**JOB**
Find all the lines with "outrageous" and gather them.

**TASK INPUT**
▶

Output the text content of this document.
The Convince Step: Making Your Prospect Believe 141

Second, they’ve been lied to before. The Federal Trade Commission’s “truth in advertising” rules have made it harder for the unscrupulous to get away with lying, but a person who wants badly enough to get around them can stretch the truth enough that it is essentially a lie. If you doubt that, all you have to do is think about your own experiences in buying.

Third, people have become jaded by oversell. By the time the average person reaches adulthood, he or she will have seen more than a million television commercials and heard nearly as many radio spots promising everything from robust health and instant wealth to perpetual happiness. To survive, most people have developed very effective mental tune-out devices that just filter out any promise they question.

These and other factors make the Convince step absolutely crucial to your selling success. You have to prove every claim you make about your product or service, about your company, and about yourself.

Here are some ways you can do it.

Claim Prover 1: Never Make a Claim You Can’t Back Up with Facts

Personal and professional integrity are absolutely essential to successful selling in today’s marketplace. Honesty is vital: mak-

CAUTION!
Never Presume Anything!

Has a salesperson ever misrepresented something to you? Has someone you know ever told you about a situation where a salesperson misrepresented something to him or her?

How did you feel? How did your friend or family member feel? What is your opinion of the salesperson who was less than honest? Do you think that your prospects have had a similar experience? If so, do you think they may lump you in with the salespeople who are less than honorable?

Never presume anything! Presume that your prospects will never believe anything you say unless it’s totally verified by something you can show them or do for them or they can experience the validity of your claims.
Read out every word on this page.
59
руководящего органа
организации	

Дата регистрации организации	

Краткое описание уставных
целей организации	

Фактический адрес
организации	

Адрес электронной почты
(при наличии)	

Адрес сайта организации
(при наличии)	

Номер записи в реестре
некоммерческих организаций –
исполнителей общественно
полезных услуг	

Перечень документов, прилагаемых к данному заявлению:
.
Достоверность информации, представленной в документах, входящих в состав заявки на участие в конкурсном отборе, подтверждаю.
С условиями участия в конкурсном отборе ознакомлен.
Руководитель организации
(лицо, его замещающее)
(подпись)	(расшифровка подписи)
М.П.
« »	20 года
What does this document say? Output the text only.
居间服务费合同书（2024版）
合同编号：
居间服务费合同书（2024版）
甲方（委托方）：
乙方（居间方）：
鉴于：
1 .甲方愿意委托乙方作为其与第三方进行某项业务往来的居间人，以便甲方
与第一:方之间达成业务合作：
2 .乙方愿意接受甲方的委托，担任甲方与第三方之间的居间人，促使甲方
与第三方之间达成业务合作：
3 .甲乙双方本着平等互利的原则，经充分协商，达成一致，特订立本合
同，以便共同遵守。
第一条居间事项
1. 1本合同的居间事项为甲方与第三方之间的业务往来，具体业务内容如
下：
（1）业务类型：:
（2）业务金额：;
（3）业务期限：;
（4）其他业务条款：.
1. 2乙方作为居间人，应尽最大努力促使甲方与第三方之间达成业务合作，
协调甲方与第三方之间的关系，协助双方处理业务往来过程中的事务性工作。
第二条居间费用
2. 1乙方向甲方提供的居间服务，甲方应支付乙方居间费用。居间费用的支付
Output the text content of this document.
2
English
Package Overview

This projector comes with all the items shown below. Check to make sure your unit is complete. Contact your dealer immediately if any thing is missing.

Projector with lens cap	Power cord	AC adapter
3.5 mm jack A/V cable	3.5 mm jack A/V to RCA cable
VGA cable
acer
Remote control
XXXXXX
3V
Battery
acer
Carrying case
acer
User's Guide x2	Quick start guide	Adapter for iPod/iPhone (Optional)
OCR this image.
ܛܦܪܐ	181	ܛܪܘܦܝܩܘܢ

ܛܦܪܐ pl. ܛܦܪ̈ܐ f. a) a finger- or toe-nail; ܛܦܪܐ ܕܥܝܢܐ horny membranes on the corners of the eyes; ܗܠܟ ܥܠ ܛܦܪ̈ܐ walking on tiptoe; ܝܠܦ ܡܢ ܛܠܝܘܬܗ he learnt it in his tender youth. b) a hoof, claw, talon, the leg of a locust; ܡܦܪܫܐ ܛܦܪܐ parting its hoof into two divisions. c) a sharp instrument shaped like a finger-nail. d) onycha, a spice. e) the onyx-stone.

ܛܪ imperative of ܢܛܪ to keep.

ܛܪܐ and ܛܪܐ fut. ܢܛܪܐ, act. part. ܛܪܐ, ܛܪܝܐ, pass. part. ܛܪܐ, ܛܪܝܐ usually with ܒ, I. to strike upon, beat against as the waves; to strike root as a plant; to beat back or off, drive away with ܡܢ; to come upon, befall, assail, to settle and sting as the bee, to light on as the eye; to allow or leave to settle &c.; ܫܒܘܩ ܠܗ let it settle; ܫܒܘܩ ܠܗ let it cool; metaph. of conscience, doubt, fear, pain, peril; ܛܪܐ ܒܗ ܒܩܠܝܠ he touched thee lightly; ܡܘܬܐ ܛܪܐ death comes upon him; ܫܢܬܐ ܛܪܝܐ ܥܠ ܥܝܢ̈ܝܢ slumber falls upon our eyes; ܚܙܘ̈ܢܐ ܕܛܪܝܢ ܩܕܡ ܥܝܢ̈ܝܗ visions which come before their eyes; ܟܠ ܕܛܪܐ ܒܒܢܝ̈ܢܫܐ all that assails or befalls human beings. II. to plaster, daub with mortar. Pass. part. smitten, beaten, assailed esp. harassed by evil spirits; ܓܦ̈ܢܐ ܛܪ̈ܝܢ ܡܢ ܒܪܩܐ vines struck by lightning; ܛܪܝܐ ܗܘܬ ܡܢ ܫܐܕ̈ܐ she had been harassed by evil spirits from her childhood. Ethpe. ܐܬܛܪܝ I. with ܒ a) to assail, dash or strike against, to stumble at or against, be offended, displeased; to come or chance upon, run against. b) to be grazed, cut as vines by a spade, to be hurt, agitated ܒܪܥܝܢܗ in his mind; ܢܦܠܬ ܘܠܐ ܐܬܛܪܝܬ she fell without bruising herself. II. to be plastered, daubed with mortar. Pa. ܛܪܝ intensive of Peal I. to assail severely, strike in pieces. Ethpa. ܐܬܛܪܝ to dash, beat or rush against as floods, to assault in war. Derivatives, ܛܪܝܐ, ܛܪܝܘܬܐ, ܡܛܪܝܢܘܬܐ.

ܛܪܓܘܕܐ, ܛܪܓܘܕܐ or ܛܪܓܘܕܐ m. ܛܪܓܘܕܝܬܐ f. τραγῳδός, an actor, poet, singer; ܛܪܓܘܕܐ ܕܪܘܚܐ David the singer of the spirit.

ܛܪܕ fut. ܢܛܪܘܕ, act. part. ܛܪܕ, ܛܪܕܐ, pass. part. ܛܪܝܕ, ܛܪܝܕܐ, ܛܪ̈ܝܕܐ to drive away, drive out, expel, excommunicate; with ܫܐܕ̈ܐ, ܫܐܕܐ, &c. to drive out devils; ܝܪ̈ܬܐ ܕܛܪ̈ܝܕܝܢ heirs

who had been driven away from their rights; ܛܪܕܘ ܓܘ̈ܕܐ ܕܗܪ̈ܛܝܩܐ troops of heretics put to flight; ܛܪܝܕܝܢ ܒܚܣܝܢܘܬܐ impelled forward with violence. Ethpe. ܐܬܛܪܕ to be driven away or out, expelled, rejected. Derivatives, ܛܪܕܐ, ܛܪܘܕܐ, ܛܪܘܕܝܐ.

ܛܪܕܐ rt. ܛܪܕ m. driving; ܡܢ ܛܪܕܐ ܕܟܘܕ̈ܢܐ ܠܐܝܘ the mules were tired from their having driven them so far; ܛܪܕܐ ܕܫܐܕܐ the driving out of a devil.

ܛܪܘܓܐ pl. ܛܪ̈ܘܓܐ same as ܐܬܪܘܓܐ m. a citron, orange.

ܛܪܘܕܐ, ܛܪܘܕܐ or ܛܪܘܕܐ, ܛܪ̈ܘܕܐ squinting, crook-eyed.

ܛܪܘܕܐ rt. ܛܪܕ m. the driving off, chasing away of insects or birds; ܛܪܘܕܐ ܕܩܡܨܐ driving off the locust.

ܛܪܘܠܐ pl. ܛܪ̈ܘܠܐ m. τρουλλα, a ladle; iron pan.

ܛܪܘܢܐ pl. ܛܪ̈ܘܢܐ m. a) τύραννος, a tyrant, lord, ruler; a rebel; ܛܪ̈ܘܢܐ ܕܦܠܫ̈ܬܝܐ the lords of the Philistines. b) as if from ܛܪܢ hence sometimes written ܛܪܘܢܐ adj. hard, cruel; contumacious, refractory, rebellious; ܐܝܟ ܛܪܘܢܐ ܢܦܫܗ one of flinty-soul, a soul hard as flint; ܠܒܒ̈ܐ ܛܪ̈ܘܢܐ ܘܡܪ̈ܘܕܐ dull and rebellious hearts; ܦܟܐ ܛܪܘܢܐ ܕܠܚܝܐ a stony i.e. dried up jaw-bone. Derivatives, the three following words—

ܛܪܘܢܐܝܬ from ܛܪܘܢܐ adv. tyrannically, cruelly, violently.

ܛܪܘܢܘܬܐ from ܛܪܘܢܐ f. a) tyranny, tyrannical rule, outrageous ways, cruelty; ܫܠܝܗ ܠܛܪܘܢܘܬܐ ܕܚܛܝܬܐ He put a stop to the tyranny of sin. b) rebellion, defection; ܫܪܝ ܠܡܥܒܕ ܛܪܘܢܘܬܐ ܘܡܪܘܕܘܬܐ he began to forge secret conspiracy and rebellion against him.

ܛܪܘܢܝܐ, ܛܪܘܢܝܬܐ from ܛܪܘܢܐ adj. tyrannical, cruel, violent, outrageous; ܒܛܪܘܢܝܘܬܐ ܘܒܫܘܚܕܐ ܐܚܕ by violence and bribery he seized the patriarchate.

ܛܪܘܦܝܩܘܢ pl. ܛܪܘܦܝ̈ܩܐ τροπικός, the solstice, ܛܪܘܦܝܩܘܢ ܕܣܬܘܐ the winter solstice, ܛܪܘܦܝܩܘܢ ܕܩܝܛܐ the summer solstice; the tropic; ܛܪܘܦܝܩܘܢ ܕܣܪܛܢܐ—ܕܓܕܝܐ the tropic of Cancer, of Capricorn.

◀

**FULL ANSWER**
ܛܪܘܢܘܬܐ from ܛܪܘܢܐ f. a) tyranny, tyrannical rule, outrageous ways, cruelty; ܫܠܝܗ ܠܛܪܘܢܘܬܐ ܕܚܛܝܬܐ He put a stop to the tyranny of sin. b) rebellion, defection; ܫܪܝ ܠܡܥܒܕ ܛܪܘܢܘܬܐ ܘܡܪܘܕܘܬܐ he began to forge secret conspiracy and rebellion against him.
ܛܪܘܢܝܐ, ܛܪܘܢܝܬܐ from ܛܪܘܢܐ adj. tyrannical, cruel, violent, outrageous; ܒܛܪܘܢܝܘܬܐ ܘܒܫܘܚܕܐ ܐܚܕ by violence and bribery he seized the patriarchate.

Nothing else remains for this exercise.